I am on a journey, to make Aliyah, and want to share my journey with my family, friends and anyone that is interested. I made the decision to make Aliyah in December 2002 and now I am actually doing it. This blog will chronicle my story and adventures leading up to getting on the plane and then the continuing story of the beginning of my new life in Israel and what I experience once there.

Sunday, May 31, 2009

My Father Welcomed Olim

I was finishing packing my box of photographs and had a few photo albums to pack with the loose photos I had already packed. I flipped through the albums and had many walks down memory lane. I also came across an album I had long forgotten that I had in my possession. It is the album from my father's visit to Israel in January 1970. I spent more time in this album than any of the others. I looked at the itinerary. I looked at all the places he visited and the places that I'd now like to visit as well. He had meals with (don't know if he met them, but who knows) David Ben Gurion, Menachem Begin and Ezer Weizman.

For me the really interesting (and cool) thing is that he went to the airport to greet new olim arriving from India. While he had no idea that his son would one day be making Aliyah, he got to experience the euphoria of people arriving and being there to greet them. So, while he may not be there to see my arrival, I now have a feeling that a piece of him is with me when I make Aliyah and experience the arrival at the same airport that he visited so many years ago (albeit slightly more developed today).

> Data section
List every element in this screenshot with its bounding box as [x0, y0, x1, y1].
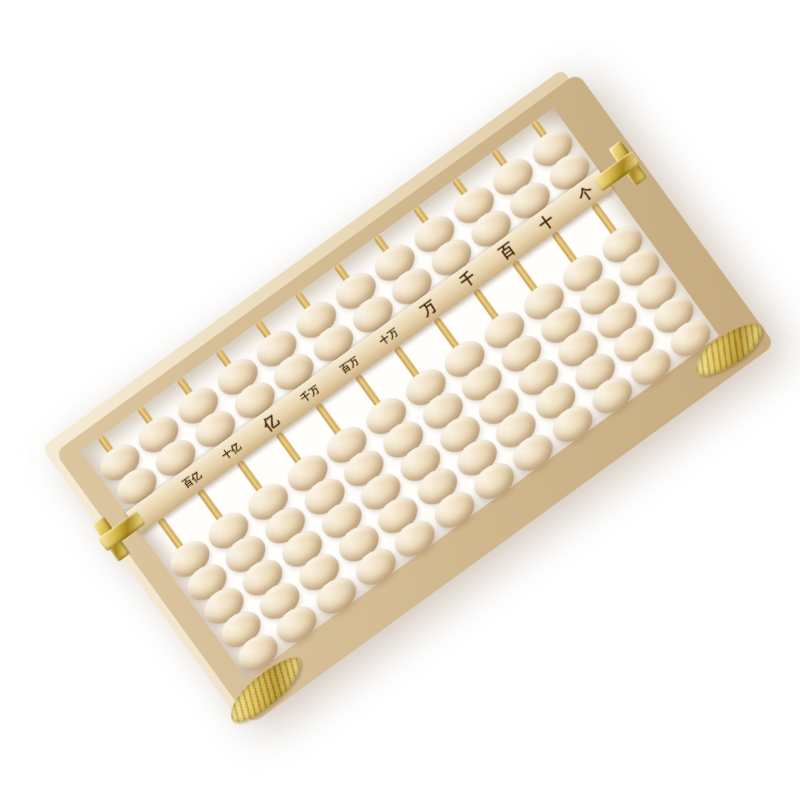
abacus-bed: 百亿十亿亿千万百万十万万千百十个: [81, 108, 719, 679]
abacus: 百亿十亿亿千万百万十万万千百十个: [41, 69, 758, 718]
abacus-frame: 百亿十亿亿千万百万十万万千百十个: [41, 69, 758, 718]
photo-background: 百亿十亿亿千万百万十万万千百十个: [0, 0, 800, 800]
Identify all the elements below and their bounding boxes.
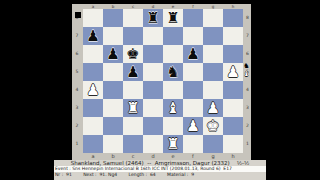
move-info-line: Nr : 91 Next : 91. Ng4 Length : 64 Mater… [54,172,266,178]
square-c6[interactable]: ♚ [123,45,143,63]
square-h5[interactable]: ♟ [223,63,243,81]
file-label-g: g [203,153,223,160]
square-a4[interactable]: ♟ [83,81,103,99]
square-e5[interactable]: ♞ [163,63,183,81]
square-d8[interactable]: ♜ [143,9,163,27]
square-g8[interactable] [203,9,223,27]
file-label-f: f [183,153,203,160]
square-c8[interactable] [123,9,143,27]
file-label-e: e [163,153,183,160]
file-label-c: c [123,153,143,160]
square-c3[interactable]: ♜ [123,99,143,117]
rank-label-2: 2 [244,117,251,135]
square-g3[interactable]: ♟ [203,99,223,117]
square-f8[interactable] [183,9,203,27]
square-g1[interactable] [203,135,223,153]
white-king[interactable]: ♚ [206,119,219,134]
rank-label-3: 3 [244,99,251,117]
square-h3[interactable] [223,99,243,117]
square-d1[interactable] [143,135,163,153]
file-label-h: h [223,153,243,160]
square-e8[interactable]: ♜ [163,9,183,27]
white-pawn[interactable]: ♟ [226,65,239,80]
black-knight-material-icon: ♞ [243,62,249,70]
square-f4[interactable] [183,81,203,99]
square-g2[interactable]: ♚ [203,117,223,135]
square-f5[interactable] [183,63,203,81]
square-h4[interactable] [223,81,243,99]
black-pawn[interactable]: ♟ [186,47,199,62]
square-e7[interactable] [163,27,183,45]
square-h8[interactable] [223,9,243,27]
rank-label-6: 6 [244,45,251,63]
white-pawn[interactable]: ♟ [206,101,219,116]
square-e6[interactable] [163,45,183,63]
rank-label-8: 8 [244,9,251,27]
rank-labels-left: 87654321 [72,9,82,153]
square-b7[interactable] [103,27,123,45]
square-f7[interactable] [183,27,203,45]
square-a1[interactable] [83,135,103,153]
square-d2[interactable] [143,117,163,135]
square-a5[interactable] [83,63,103,81]
material-balance-icons: ♞♝ [242,62,251,78]
square-f6[interactable]: ♟ [183,45,203,63]
square-b3[interactable] [103,99,123,117]
white-bishop-material-icon: ♝ [243,70,249,78]
square-f3[interactable] [183,99,203,117]
square-d6[interactable] [143,45,163,63]
square-a8[interactable] [83,9,103,27]
rank-label-7: 7 [72,27,82,45]
black-pawn[interactable]: ♟ [86,29,99,44]
white-pawn[interactable]: ♟ [186,119,199,134]
rank-label-4: 4 [72,81,82,99]
rank-label-7: 7 [244,27,251,45]
board-panel: abcdefgh 87654321 ♜♜♟♟♚♟♟♞♟♟♜♝♟♟♚♜ 87654… [72,4,251,160]
black-pawn[interactable]: ♟ [126,65,139,80]
file-label-b: b [103,153,123,160]
file-label-a: a [83,153,103,160]
square-d7[interactable] [143,27,163,45]
side-to-move-indicator [75,12,81,18]
square-a7[interactable]: ♟ [83,27,103,45]
square-b6[interactable]: ♟ [103,45,123,63]
square-b8[interactable] [103,9,123,27]
square-c5[interactable]: ♟ [123,63,143,81]
black-rook[interactable]: ♜ [146,11,159,26]
square-c1[interactable] [123,135,143,153]
square-b5[interactable] [103,63,123,81]
rank-label-5: 5 [72,63,82,81]
square-h6[interactable] [223,45,243,63]
rank-label-3: 3 [72,99,82,117]
file-labels-bottom: abcdefgh [83,153,243,160]
square-a6[interactable] [83,45,103,63]
square-d4[interactable] [143,81,163,99]
square-a2[interactable] [83,117,103,135]
square-e4[interactable] [163,81,183,99]
white-rook[interactable]: ♜ [166,137,179,152]
square-c4[interactable] [123,81,143,99]
square-a3[interactable] [83,99,103,117]
square-d3[interactable] [143,99,163,117]
square-h7[interactable] [223,27,243,45]
square-h1[interactable] [223,135,243,153]
white-rook[interactable]: ♜ [126,101,139,116]
file-label-d: d [143,153,163,160]
square-b2[interactable] [103,117,123,135]
square-f1[interactable] [183,135,203,153]
rank-label-1: 1 [72,135,82,153]
square-c7[interactable] [123,27,143,45]
square-g6[interactable] [203,45,223,63]
square-c2[interactable] [123,117,143,135]
chessboard[interactable]: ♜♜♟♟♚♟♟♞♟♟♜♝♟♟♚♜ [83,9,243,153]
black-knight[interactable]: ♞ [166,65,179,80]
square-b1[interactable] [103,135,123,153]
square-e1[interactable]: ♜ [163,135,183,153]
game-info-caption: Shankland, Samuel (2464) -- Arngrimsson,… [54,160,266,180]
rank-label-2: 2 [72,117,82,135]
rank-label-1: 1 [244,135,251,153]
rank-labels-right: 87654321 [244,9,251,153]
square-g5[interactable] [203,63,223,81]
video-frame: { "game": "chess", "position": { "fen": … [0,0,320,180]
square-g4[interactable] [203,81,223,99]
rank-label-6: 6 [72,45,82,63]
rank-label-4: 4 [244,81,251,99]
square-g7[interactable] [203,27,223,45]
white-bishop[interactable]: ♝ [166,101,179,116]
white-pawn[interactable]: ♟ [86,83,99,98]
black-king[interactable]: ♚ [126,47,139,62]
black-rook[interactable]: ♜ [166,11,179,26]
black-pawn[interactable]: ♟ [106,47,119,62]
square-e2[interactable] [163,117,183,135]
square-f2[interactable]: ♟ [183,117,203,135]
square-h2[interactable] [223,117,243,135]
square-e3[interactable]: ♝ [163,99,183,117]
square-b4[interactable] [103,81,123,99]
square-d5[interactable] [143,63,163,81]
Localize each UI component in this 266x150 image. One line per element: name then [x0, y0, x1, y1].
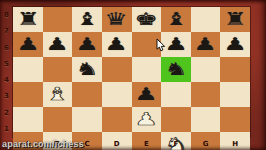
- piece-black-pawn[interactable]: ♟: [164, 35, 188, 53]
- rank-label-1: 1: [0, 121, 13, 137]
- square-h6[interactable]: [220, 57, 250, 82]
- square-c7[interactable]: ♟: [72, 32, 102, 57]
- rank-label-8: 8: [0, 7, 13, 23]
- square-a5[interactable]: [13, 82, 43, 107]
- square-d4[interactable]: [102, 107, 132, 132]
- piece-black-rook[interactable]: ♜: [223, 10, 247, 28]
- square-g4[interactable]: [191, 107, 221, 132]
- square-e7[interactable]: [132, 32, 162, 57]
- piece-black-bishop[interactable]: ♝: [75, 10, 99, 28]
- piece-black-knight[interactable]: ♞: [75, 60, 99, 78]
- square-f8[interactable]: ♝: [161, 7, 191, 32]
- rank-label-3: 3: [0, 88, 13, 104]
- square-a4[interactable]: [13, 107, 43, 132]
- piece-white-bishop[interactable]: ♝: [46, 85, 70, 103]
- square-e8[interactable]: ♚: [132, 7, 162, 32]
- square-f7[interactable]: ♟: [161, 32, 191, 57]
- piece-black-bishop[interactable]: ♝: [164, 10, 188, 28]
- piece-black-queen[interactable]: ♛: [105, 10, 129, 28]
- rank-label-7: 7: [0, 23, 13, 39]
- piece-black-knight[interactable]: ♞: [164, 60, 188, 78]
- piece-black-pawn[interactable]: ♟: [16, 35, 40, 53]
- square-a7[interactable]: ♟: [13, 32, 43, 57]
- square-b8[interactable]: [43, 7, 73, 32]
- piece-black-pawn[interactable]: ♟: [46, 35, 70, 53]
- square-a8[interactable]: ♜: [13, 7, 43, 32]
- square-c6[interactable]: ♞: [72, 57, 102, 82]
- square-f4[interactable]: [161, 107, 191, 132]
- piece-black-pawn[interactable]: ♟: [223, 35, 247, 53]
- square-d7[interactable]: ♟: [102, 32, 132, 57]
- square-a6[interactable]: [13, 57, 43, 82]
- piece-black-pawn[interactable]: ♟: [105, 35, 129, 53]
- file-label-e: E: [132, 137, 162, 150]
- rank-label-4: 4: [0, 72, 13, 88]
- chess-board[interactable]: ♜♝♛♚♝♜♟♟♟♟♟♟♟♞♞♝♟♟♞♟♟♟♟♟♟♟♜♞♝♛♚♜: [13, 7, 250, 137]
- square-e6[interactable]: [132, 57, 162, 82]
- square-d6[interactable]: [102, 57, 132, 82]
- square-e5[interactable]: ♟: [132, 82, 162, 107]
- piece-black-pawn[interactable]: ♟: [194, 35, 218, 53]
- square-f5[interactable]: [161, 82, 191, 107]
- file-label-g: G: [191, 137, 221, 150]
- square-b7[interactable]: ♟: [43, 32, 73, 57]
- square-f6[interactable]: ♞: [161, 57, 191, 82]
- piece-black-king[interactable]: ♚: [134, 10, 158, 28]
- chess-video-frame: 87654321 ♜♝♛♚♝♜♟♟♟♟♟♟♟♞♞♝♟♟♞♟♟♟♟♟♟♟♜♞♝♛♚…: [0, 0, 266, 150]
- square-g7[interactable]: ♟: [191, 32, 221, 57]
- square-b6[interactable]: [43, 57, 73, 82]
- square-g6[interactable]: [191, 57, 221, 82]
- piece-white-pawn[interactable]: ♟: [134, 110, 158, 128]
- rank-label-5: 5: [0, 56, 13, 72]
- square-b5[interactable]: ♝: [43, 82, 73, 107]
- file-label-d: D: [102, 137, 132, 150]
- piece-black-pawn[interactable]: ♟: [134, 85, 158, 103]
- square-e4[interactable]: ♟: [132, 107, 162, 132]
- rank-label-6: 6: [0, 40, 13, 56]
- square-g5[interactable]: [191, 82, 221, 107]
- square-h7[interactable]: ♟: [220, 32, 250, 57]
- file-label-h: H: [220, 137, 250, 150]
- rank-labels: 87654321: [0, 7, 13, 137]
- square-c4[interactable]: [72, 107, 102, 132]
- square-h5[interactable]: [220, 82, 250, 107]
- square-b4[interactable]: [43, 107, 73, 132]
- square-h8[interactable]: ♜: [220, 7, 250, 32]
- square-c8[interactable]: ♝: [72, 7, 102, 32]
- piece-black-rook[interactable]: ♜: [16, 10, 40, 28]
- square-h4[interactable]: [220, 107, 250, 132]
- piece-black-pawn[interactable]: ♟: [75, 35, 99, 53]
- rank-label-2: 2: [0, 105, 13, 121]
- square-g8[interactable]: [191, 7, 221, 32]
- watermark-text: aparat.com/ichess: [2, 139, 84, 149]
- square-c5[interactable]: [72, 82, 102, 107]
- square-d8[interactable]: ♛: [102, 7, 132, 32]
- square-d5[interactable]: [102, 82, 132, 107]
- file-label-f: F: [161, 137, 191, 150]
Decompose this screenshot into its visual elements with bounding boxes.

> Instructions
1 - Answer these questions using the Aliyah blog post above, one answer per line, labeled to match.
(a) In what month and year did the writer decide to make Aliyah?
(b) When did the writer's father visit Israel?
(c) From what country were the new olim arriving when the father greeted them at the airport?
2 - Reproduce the stretch of the Aliyah blog post from "Sunday, May 31, 2009" through "and Ezer Weizman.".
3 - Proceed with the Aliyah blog post, picking up right after its last sentence.

> Response list
1 -
(a) December 2002
(b) January 1970
(c) India

2 -
Sunday, May 31, 2009

My Father Welcomed Olim

I was finishing packing my box of photographs and had a few photo albums to pack with the loose photos I had already packed. I flipped through the albums and had many walks down memory lane. I also came across an album I had long forgotten that I had in my possession. It is the album from my father's visit to Israel in January 1970. I spent more time in this album than any of the others. I looked at the itinerary. I looked at all the places he visited and the places that I'd now like to visit as well. He had meals with (don't know if he met them, but who knows) David Ben Gurion, Menachem Begin and Ezer Weizman.

3 -
Wednesday, May 27, 2009

Ordered My Initial Cell Service

There are lots of choices for cell service in Israel. All but one require you to have an Israeli ID number and bank account. The one that does not is geared to students, tourists and new olim (immigrants). The service offers both an Israeli and US numbers. Both numbers ring on the single cell phone so it will be easy for people in either country to call me. Before I leave they will send me my numbers and the sim card to go in my unlocked GSM phone. They have plans with a phone but for now my old phone is just fine (and cheaper too). The company is TalkNSave.

Tuesday, May 26, 2009

Video Clip of my Presentation

A couple of posts ago I posted the text of what I said at the Rally at the SC Statehouse (moved inside because of rain). The different speakers presentations are now online at Grassroots 4 Israel.

Monday, May 25, 2009

Lots of little updates

Nothing big has happened in the last week but I can update everyone with the little things that happened this week., particularly the last couple of days.

Friday was my uncle's birthday and a lot of the family got together to celebrate. The last place you'd expect to find a nice Jewish boy who keeps kosher. The all-you-can-eat BBQ place. I went because of the family gathering not the BBQ. We had a great time and I enjoyed seeing a lot of the family in one place. They recognized that my move is getting near and that this was also a good opportunity for family and I to spend time together too. While the guest of honor got the big cake, they also had a decorated big cookie for me.

Saturday at shul I was the board representative on the bimah and lead musaf too. Not too sure how many more things I'll get to daven but it's definitely something I thought about when I started.

Emily finished her motorcycle class today and was one of only 4 class members to have passed the course. I'm glad that she has the class behind her, but still will worry about her on the bike, at least for foreseeable future. Maybe one day I'll be a little less apprehensive but that just the father in me.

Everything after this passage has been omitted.